§ Work to complete
List every line in the entries below that contains the string "right".

===

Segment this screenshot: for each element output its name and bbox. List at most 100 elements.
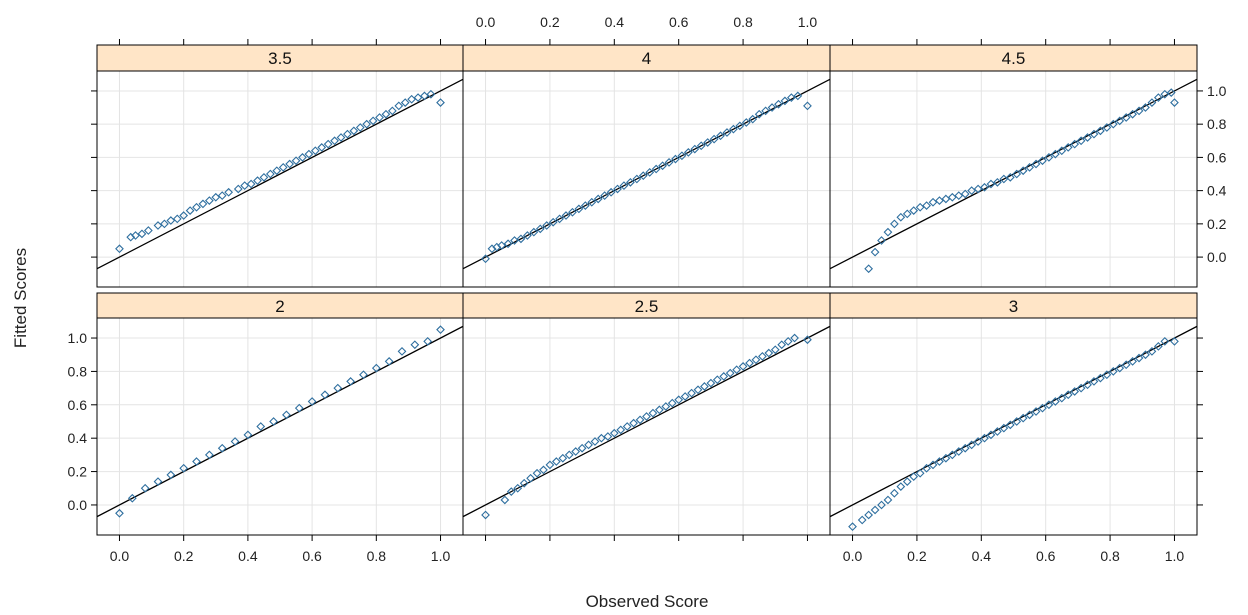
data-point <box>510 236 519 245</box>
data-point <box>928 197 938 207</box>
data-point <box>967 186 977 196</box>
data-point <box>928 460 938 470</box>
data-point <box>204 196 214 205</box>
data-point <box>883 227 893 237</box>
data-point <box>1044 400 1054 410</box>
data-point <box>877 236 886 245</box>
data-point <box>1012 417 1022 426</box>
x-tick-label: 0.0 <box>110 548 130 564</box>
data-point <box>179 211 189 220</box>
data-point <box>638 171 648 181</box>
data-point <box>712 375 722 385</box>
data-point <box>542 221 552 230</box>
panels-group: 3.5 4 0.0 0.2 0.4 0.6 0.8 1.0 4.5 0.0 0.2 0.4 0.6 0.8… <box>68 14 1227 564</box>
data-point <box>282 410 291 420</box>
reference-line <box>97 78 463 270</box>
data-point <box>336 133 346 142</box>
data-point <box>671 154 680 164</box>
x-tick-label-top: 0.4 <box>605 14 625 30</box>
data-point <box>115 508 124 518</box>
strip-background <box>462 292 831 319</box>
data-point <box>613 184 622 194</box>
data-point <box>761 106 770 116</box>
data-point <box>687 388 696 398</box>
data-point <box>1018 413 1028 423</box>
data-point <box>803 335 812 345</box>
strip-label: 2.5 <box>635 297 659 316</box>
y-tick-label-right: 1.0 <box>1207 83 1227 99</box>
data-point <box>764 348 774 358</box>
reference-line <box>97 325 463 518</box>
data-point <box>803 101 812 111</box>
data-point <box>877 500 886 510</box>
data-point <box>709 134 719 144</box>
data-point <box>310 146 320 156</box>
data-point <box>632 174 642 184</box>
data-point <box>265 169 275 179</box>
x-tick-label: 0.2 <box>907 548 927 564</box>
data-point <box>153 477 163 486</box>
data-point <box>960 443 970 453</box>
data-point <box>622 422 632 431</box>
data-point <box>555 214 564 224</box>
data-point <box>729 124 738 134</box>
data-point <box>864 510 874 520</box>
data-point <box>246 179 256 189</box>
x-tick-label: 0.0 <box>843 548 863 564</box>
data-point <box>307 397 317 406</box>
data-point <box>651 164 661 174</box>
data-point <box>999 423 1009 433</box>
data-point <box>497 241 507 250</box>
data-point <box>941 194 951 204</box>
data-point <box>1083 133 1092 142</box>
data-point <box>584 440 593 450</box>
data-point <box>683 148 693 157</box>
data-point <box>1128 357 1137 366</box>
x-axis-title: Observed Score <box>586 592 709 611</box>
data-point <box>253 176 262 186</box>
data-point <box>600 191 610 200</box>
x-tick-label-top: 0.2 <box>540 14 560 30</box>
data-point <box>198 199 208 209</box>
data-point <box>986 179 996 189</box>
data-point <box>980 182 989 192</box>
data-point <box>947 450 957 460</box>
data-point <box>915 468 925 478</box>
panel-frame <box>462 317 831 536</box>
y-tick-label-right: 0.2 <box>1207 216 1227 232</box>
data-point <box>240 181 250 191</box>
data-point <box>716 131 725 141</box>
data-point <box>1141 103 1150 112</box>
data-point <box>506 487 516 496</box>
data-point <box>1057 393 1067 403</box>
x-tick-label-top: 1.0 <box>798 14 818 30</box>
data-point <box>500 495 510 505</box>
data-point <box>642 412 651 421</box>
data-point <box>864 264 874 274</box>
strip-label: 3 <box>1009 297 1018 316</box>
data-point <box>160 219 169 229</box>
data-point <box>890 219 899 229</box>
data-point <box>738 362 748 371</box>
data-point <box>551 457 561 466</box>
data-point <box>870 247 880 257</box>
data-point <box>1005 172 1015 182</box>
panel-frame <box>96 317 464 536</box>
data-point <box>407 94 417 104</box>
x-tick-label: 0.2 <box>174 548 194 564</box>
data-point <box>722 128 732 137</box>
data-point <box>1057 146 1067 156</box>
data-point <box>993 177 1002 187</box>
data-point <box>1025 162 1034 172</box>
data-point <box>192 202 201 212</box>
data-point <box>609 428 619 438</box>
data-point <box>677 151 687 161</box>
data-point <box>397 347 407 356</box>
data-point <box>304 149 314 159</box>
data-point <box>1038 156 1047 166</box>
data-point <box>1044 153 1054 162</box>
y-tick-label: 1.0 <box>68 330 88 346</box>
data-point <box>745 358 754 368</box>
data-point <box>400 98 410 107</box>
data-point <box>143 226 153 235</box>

===

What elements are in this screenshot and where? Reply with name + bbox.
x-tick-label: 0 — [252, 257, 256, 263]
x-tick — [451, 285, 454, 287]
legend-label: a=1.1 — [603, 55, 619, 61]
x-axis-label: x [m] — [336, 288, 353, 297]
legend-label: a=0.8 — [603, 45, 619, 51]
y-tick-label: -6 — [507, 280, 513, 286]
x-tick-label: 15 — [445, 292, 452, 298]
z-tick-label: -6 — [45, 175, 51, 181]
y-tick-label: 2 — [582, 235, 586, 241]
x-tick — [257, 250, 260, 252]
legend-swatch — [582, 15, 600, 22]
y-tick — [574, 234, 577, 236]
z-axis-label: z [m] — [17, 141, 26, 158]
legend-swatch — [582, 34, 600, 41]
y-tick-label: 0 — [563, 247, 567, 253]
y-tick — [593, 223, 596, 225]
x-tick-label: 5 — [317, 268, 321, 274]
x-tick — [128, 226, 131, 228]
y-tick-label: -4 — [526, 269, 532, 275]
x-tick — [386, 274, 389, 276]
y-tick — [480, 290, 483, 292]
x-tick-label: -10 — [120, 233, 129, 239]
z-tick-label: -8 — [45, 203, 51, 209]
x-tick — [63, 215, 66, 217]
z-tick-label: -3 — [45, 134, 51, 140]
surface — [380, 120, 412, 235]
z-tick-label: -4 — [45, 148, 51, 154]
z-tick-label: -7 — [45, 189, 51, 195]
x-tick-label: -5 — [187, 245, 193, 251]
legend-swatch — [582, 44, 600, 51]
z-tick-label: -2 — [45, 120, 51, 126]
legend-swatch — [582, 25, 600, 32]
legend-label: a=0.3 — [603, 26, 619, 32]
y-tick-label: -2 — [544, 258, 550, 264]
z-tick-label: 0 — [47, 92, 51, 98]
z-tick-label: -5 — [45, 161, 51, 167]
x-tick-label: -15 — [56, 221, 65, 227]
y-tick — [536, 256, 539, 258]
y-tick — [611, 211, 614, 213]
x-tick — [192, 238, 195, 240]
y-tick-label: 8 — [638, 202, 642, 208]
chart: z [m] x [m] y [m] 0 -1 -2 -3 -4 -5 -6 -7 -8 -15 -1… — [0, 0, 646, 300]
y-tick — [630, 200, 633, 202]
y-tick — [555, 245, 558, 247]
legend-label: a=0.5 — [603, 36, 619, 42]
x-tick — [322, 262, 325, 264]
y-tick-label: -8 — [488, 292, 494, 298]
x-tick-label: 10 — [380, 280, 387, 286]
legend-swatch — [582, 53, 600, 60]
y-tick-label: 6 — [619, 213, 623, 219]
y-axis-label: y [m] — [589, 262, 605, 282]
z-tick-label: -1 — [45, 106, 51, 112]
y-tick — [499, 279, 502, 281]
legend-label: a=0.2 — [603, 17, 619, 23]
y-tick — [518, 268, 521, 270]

===

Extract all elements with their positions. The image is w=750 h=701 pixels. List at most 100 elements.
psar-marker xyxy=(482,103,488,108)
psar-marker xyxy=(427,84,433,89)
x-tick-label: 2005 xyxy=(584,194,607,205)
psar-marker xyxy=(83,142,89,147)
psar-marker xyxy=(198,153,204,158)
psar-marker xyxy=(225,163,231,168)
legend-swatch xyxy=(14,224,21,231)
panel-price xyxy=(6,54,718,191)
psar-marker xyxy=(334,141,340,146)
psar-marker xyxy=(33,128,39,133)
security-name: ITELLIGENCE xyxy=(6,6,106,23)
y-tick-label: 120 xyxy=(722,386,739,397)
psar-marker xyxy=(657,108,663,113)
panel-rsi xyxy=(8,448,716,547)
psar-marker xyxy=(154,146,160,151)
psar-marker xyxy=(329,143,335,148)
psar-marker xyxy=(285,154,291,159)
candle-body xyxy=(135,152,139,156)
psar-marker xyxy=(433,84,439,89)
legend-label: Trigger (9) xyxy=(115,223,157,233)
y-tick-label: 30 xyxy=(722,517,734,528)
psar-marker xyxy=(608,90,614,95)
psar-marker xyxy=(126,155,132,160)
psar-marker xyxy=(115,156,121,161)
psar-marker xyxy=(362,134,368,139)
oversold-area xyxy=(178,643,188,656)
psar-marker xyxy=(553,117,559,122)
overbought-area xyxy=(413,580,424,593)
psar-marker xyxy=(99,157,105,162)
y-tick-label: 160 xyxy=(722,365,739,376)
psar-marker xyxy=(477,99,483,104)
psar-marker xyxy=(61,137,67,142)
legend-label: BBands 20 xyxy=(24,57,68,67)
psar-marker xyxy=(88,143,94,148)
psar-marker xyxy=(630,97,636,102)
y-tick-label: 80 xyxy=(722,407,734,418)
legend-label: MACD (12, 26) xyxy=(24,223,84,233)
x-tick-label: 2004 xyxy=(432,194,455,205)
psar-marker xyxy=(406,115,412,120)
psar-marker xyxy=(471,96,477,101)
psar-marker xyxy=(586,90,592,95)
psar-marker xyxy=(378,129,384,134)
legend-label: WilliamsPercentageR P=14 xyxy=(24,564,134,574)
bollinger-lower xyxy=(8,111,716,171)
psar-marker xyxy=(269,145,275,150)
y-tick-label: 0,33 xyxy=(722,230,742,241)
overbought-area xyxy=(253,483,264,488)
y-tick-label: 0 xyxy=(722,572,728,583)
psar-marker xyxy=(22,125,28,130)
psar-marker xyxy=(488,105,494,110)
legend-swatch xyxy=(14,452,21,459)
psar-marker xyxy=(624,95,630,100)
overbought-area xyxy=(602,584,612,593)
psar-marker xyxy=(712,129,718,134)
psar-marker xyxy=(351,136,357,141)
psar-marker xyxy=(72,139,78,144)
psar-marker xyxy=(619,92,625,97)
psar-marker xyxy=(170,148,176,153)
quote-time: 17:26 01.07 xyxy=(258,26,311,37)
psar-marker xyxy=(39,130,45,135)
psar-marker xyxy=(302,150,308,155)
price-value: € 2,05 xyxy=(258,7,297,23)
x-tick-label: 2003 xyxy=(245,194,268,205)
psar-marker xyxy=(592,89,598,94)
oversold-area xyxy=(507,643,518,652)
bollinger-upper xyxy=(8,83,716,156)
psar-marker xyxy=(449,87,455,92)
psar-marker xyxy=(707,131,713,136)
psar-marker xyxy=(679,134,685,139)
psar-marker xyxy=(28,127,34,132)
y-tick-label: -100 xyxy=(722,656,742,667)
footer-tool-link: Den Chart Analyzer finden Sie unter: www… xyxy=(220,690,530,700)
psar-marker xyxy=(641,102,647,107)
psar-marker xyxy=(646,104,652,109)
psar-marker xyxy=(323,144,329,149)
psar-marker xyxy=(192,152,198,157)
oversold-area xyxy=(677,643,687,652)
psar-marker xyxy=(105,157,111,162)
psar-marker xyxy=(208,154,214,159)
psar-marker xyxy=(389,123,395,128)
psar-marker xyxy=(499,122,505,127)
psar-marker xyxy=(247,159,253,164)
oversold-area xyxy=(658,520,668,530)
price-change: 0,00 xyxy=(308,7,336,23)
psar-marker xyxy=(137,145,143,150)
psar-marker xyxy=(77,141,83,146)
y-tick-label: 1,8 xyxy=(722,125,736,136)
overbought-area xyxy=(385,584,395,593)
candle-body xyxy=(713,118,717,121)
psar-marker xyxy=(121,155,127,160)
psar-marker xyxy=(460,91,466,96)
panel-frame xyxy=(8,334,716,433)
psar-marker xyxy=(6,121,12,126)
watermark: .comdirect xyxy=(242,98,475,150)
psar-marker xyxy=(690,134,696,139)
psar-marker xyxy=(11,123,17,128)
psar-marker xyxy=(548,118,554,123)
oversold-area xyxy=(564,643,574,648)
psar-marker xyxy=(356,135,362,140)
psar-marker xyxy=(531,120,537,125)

===

§ Answer to the exercise
y-tick-label-right: 1.0 <box>1207 83 1227 99</box>
y-tick-label-right: 0.2 <box>1207 216 1227 232</box>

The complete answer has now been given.